◆ Given exercise ◆
Give the count of lines in the data that include "icon", with no other words.

★ ★ ★ ★ ★

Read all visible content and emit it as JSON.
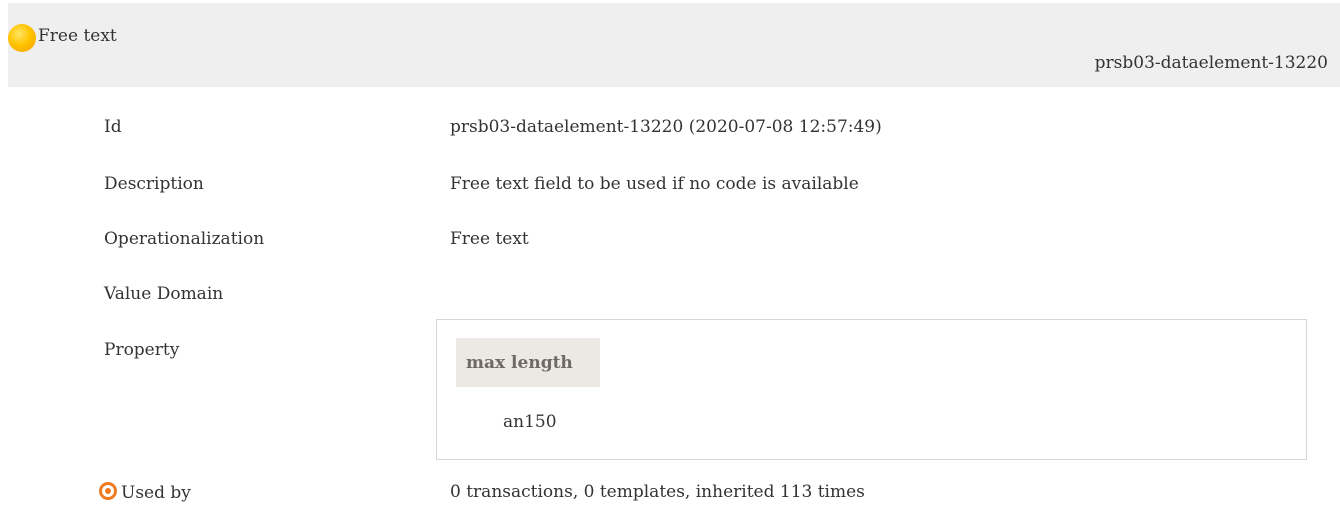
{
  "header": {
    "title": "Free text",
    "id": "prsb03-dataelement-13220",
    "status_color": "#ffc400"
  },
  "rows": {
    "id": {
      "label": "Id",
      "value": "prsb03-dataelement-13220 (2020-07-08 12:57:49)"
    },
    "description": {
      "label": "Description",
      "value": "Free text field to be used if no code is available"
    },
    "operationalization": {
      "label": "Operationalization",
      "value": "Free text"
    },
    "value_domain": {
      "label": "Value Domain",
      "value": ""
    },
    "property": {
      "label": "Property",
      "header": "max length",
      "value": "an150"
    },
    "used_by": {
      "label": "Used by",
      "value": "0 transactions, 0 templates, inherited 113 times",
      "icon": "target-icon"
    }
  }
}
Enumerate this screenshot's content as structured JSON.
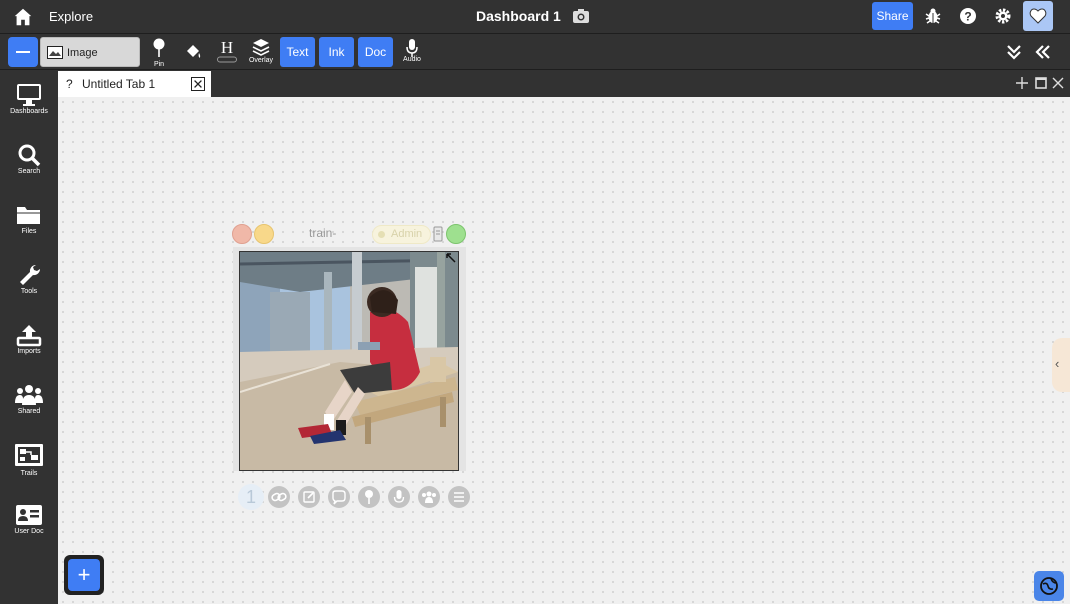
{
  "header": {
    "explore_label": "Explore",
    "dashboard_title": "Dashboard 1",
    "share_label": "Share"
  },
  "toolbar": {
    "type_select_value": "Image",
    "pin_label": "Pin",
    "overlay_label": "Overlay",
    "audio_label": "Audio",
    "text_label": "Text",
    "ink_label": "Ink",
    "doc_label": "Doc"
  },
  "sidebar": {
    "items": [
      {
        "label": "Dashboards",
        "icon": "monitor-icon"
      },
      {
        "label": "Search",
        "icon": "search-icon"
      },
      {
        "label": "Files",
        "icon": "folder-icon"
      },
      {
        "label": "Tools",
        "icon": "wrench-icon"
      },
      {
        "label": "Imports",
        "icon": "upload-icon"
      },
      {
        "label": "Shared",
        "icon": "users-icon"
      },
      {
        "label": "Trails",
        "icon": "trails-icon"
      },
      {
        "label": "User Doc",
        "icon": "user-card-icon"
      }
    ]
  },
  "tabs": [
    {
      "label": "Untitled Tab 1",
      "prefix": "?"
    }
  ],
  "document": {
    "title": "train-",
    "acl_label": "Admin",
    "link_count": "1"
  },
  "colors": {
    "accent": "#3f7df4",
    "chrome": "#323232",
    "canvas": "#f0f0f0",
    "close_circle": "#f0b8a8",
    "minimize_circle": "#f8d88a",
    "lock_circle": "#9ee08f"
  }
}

★ ★ ★ ★ ★

◆ Task solution ◆
9